» **Aim of the exercise**
Copy each line that holds "teacher".

# Start of Data provided

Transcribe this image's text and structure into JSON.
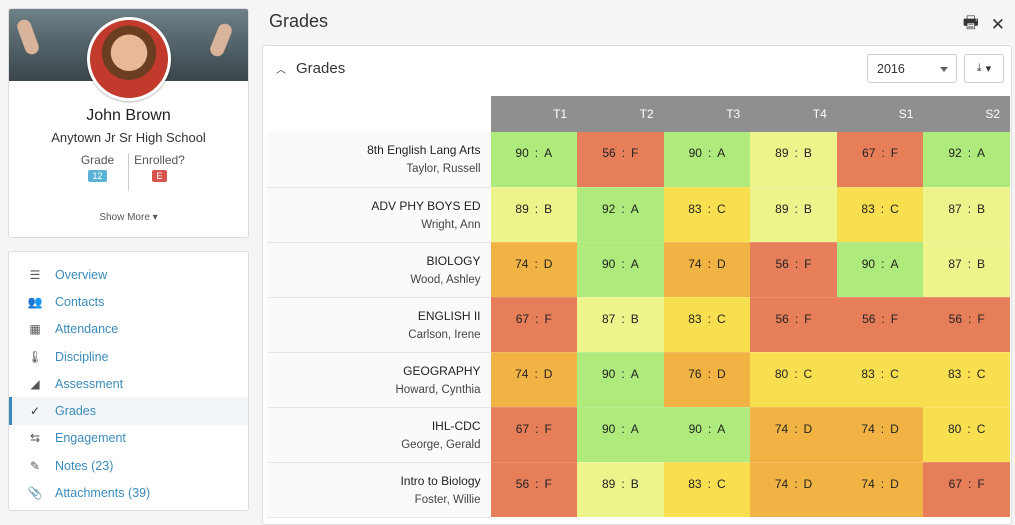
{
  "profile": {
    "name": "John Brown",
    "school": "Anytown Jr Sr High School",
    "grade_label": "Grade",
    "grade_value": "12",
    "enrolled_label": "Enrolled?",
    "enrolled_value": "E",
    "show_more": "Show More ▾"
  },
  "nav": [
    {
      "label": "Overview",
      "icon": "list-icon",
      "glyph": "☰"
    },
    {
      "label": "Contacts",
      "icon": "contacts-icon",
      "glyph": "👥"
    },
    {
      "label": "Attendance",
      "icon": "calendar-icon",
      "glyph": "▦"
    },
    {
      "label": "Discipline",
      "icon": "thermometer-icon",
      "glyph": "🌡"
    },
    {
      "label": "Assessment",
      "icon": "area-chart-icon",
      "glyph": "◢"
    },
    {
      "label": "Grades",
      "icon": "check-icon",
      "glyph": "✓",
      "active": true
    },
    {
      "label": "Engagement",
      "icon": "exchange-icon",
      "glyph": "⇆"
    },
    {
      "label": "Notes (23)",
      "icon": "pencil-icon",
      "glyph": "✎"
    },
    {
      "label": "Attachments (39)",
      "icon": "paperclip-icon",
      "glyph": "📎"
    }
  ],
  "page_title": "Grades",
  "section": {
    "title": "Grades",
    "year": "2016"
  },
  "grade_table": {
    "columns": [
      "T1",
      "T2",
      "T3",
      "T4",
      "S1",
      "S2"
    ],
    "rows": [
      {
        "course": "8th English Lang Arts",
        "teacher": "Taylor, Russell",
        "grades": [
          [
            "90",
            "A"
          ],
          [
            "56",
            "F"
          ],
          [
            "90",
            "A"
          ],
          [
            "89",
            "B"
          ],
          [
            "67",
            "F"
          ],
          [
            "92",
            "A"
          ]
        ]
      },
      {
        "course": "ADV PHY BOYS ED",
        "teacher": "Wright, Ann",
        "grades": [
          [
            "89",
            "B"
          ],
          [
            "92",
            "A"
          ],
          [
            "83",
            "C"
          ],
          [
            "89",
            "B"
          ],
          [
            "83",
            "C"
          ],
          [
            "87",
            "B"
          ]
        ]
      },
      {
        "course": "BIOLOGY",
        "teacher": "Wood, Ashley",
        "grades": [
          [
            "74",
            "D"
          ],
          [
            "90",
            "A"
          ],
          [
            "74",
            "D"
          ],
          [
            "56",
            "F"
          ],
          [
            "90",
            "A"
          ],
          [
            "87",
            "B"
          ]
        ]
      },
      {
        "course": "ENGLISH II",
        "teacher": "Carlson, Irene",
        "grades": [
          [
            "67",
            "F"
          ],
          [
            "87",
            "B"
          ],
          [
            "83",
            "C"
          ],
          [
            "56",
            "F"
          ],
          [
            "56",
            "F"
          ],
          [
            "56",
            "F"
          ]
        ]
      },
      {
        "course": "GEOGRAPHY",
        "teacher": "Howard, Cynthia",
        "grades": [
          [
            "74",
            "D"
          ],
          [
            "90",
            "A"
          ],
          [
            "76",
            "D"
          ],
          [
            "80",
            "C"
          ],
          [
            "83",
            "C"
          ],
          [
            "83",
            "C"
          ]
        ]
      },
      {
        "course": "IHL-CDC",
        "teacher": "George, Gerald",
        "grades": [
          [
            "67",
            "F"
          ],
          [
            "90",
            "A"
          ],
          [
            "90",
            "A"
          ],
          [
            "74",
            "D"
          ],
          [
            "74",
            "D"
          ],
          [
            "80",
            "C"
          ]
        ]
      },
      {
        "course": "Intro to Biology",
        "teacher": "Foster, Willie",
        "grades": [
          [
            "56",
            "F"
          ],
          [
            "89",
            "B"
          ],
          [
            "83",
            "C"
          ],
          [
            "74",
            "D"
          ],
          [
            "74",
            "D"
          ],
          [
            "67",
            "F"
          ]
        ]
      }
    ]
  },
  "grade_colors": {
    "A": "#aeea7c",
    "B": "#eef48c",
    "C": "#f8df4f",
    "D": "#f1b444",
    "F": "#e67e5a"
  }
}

# End of Data provided

» **Written reply**
        "teacher": "Taylor, Russell",
        "teacher": "Wright, Ann",
        "teacher": "Wood, Ashley",
        "teacher": "Carlson, Irene",
        "teacher": "Howard, Cynthia",
        "teacher": "George, Gerald",
        "teacher": "Foster, Willie",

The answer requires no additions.